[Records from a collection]
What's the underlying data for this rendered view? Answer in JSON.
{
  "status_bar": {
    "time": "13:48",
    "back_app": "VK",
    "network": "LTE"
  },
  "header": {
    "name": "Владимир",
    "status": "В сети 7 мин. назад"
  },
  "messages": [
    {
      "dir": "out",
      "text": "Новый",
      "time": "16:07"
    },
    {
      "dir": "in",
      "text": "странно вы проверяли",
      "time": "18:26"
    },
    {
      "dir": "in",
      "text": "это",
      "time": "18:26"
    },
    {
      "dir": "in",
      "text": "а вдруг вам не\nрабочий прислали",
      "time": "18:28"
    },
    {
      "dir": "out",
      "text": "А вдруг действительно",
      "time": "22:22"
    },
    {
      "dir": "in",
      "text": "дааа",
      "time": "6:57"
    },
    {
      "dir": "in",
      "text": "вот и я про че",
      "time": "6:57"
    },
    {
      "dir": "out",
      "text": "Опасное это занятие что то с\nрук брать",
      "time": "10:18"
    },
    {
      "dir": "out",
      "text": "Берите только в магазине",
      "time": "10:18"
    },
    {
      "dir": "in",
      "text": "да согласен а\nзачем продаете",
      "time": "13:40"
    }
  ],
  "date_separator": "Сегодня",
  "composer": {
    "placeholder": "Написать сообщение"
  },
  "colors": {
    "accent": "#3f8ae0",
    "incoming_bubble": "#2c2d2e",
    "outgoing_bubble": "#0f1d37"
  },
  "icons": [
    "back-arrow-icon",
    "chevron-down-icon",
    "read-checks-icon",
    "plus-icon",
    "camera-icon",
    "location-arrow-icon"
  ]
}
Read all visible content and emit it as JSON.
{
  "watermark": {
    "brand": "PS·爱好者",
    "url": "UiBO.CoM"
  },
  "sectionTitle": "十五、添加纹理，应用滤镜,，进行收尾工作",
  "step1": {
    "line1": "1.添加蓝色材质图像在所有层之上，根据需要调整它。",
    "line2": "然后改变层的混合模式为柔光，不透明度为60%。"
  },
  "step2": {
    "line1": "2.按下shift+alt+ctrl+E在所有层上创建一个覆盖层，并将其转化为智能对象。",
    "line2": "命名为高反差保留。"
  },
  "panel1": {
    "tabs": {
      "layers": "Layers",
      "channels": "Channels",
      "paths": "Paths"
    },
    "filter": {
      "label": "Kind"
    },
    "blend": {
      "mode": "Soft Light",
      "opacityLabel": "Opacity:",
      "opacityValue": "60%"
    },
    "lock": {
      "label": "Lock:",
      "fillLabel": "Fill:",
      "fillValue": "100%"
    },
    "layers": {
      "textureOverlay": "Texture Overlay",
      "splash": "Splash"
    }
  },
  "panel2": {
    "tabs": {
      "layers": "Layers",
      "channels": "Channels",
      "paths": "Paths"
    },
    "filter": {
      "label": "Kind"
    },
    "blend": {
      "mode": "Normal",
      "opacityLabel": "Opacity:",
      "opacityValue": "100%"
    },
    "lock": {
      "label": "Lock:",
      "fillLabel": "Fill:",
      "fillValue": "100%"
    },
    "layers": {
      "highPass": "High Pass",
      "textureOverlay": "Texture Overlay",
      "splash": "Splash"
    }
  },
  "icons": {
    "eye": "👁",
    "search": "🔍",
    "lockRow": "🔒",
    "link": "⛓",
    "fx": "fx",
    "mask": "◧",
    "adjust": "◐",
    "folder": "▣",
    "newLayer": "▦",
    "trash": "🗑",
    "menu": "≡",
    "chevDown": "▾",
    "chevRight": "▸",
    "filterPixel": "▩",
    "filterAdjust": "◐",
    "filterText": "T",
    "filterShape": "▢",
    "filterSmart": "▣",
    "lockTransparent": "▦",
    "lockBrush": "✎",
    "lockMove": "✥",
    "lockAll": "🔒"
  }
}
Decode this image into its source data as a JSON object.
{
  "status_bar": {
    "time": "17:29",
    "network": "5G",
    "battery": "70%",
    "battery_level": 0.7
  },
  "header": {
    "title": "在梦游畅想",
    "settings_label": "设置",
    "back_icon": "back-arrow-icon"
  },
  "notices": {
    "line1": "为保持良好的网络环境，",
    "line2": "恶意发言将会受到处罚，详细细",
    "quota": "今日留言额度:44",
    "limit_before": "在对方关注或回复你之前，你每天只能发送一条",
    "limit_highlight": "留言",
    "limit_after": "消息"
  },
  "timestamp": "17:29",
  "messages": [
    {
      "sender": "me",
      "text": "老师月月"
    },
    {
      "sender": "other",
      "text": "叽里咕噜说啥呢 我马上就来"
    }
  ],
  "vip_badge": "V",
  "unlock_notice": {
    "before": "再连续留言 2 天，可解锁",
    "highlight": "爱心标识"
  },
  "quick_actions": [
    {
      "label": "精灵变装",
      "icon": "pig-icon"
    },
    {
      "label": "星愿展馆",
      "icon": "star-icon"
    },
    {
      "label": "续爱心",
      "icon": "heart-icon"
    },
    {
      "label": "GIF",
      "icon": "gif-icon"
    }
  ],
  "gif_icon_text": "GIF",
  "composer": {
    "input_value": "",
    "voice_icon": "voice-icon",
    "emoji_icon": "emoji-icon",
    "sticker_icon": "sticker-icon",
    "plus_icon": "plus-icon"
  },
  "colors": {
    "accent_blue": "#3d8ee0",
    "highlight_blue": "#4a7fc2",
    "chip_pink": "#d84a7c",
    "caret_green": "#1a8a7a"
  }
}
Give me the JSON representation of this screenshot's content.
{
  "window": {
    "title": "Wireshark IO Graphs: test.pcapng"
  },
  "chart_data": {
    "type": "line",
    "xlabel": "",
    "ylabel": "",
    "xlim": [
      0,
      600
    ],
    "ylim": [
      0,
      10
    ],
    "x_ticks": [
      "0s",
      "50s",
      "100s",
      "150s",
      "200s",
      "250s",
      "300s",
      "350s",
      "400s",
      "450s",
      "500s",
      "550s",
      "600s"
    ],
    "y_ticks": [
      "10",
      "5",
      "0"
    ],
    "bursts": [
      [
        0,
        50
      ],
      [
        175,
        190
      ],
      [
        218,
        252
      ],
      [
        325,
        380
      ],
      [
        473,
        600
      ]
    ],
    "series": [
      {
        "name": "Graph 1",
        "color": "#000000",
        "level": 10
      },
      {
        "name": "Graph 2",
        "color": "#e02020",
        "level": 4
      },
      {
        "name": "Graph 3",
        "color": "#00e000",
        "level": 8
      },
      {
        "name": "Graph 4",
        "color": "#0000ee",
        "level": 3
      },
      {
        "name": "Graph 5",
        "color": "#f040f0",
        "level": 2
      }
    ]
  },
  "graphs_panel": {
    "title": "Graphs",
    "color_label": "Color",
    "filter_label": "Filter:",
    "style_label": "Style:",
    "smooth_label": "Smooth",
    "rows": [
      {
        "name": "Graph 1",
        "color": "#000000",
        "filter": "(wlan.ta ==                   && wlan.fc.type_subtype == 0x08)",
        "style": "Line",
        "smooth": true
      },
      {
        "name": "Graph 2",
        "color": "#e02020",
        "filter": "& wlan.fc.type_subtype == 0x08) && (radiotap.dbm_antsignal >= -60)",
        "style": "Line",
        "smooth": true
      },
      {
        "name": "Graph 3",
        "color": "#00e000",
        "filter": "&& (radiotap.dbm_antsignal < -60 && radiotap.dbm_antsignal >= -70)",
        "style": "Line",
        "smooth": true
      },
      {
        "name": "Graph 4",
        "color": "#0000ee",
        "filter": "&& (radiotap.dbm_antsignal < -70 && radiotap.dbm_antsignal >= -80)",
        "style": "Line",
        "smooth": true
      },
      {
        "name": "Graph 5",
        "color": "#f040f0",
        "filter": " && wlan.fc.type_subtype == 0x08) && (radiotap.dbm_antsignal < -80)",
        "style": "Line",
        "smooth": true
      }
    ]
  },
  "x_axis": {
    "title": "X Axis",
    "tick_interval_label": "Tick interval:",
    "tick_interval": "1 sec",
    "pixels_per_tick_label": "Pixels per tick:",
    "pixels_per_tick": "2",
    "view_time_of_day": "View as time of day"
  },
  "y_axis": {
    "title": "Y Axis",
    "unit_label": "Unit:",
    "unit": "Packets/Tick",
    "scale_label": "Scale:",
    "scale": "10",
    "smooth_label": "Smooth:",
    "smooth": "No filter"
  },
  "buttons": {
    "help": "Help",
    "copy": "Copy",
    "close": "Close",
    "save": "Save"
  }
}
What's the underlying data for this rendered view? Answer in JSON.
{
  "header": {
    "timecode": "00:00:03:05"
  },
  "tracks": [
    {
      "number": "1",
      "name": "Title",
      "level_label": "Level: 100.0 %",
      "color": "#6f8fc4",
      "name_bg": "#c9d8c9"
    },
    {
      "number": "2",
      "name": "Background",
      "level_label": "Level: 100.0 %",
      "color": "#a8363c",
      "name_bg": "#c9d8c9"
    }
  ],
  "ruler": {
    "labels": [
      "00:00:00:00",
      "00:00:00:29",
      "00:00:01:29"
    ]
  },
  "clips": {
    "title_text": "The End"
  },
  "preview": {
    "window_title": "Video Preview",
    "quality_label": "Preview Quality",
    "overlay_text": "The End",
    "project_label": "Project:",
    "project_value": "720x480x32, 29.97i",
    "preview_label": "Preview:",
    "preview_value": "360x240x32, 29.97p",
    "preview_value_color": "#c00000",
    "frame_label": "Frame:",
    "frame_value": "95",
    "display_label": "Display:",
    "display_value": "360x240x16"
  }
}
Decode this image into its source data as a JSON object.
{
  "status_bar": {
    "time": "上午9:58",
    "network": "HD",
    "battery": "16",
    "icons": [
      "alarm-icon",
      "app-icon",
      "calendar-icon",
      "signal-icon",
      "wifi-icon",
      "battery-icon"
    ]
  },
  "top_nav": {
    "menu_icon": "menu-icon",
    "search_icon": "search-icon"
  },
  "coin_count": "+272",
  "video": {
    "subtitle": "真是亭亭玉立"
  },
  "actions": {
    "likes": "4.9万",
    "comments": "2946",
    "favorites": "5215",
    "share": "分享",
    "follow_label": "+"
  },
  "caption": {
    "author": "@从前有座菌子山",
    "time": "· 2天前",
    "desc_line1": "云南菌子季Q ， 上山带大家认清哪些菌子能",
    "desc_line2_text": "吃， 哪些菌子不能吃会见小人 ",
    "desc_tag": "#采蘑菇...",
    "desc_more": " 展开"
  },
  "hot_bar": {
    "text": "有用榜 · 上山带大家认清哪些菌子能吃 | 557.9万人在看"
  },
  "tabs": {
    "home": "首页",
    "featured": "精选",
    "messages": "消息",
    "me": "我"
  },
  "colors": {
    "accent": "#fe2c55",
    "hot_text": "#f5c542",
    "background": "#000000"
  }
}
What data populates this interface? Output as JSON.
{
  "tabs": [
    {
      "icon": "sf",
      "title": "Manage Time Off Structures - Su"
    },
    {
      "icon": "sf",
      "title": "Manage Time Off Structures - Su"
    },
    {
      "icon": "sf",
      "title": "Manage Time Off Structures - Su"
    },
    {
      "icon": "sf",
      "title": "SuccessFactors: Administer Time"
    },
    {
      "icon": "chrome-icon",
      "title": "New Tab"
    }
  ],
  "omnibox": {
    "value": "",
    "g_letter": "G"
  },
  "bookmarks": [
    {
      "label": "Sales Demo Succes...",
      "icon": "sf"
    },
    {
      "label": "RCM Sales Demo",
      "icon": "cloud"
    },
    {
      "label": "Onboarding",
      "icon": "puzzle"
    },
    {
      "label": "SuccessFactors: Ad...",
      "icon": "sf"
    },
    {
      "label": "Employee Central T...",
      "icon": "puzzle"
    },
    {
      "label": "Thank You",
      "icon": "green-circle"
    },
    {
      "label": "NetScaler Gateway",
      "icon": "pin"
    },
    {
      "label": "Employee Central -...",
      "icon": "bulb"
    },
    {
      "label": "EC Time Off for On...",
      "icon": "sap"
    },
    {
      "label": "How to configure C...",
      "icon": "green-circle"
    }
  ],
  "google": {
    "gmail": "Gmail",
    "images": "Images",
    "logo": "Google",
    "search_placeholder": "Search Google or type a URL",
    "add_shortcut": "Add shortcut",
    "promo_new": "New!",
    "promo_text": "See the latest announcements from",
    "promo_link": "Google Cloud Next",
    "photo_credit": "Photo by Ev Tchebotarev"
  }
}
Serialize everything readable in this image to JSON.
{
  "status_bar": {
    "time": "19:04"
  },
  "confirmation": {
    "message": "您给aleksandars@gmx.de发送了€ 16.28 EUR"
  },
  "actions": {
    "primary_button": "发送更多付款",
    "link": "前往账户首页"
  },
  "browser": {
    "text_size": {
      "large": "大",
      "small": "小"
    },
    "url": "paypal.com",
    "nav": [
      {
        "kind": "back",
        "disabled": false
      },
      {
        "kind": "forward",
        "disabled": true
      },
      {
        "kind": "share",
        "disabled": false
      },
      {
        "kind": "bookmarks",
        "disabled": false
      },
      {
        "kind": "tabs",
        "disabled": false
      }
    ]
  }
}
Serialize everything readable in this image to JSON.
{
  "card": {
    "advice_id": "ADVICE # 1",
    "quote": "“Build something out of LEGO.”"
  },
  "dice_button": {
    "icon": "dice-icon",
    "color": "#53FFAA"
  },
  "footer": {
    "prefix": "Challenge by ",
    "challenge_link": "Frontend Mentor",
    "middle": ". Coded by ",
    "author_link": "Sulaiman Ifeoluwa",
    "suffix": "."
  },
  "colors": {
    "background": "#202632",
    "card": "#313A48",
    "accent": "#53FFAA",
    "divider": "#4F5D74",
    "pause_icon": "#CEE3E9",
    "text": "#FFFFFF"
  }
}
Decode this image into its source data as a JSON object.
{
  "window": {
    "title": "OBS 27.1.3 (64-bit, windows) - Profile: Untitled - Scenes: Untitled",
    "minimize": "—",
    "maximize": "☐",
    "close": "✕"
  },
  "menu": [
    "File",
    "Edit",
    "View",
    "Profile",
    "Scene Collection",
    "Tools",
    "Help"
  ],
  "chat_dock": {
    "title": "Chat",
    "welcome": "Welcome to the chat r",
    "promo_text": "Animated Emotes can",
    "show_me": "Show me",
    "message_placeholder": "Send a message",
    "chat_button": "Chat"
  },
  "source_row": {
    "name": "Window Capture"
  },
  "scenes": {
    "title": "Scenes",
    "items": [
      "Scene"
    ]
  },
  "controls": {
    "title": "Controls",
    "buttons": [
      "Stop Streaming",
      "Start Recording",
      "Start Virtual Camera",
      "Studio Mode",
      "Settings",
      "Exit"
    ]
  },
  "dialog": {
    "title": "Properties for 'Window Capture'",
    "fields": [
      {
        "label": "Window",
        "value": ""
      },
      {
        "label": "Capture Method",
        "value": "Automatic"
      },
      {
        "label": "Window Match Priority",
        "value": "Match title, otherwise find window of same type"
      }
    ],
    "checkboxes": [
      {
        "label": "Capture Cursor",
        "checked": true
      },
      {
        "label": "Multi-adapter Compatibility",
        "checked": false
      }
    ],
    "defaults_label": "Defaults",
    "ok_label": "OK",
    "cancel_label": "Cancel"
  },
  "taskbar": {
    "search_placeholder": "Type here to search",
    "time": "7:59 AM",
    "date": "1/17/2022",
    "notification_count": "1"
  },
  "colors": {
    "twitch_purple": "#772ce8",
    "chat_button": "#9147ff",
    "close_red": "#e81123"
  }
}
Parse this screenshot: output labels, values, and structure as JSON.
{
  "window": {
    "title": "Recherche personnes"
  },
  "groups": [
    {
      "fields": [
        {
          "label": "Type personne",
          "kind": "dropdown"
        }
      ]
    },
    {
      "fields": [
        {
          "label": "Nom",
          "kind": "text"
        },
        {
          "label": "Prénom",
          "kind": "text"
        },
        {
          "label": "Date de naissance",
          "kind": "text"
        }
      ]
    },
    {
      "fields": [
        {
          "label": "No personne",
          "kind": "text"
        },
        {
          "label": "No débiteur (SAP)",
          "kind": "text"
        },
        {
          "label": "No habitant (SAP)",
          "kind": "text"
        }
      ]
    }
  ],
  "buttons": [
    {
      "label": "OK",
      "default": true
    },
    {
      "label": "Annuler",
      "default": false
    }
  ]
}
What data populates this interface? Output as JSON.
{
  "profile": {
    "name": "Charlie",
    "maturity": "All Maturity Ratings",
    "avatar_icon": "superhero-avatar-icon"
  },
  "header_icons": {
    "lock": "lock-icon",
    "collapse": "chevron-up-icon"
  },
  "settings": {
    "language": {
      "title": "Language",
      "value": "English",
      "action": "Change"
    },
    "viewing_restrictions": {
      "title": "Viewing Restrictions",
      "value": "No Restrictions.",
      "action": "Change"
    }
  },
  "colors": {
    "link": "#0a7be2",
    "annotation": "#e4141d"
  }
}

§ **Your instructions**: Go through the records above and copy every line with the word "Demo".

§ **Reply to the task**:
      "label": "Sales Demo Succes...",
      "label": "RCM Sales Demo",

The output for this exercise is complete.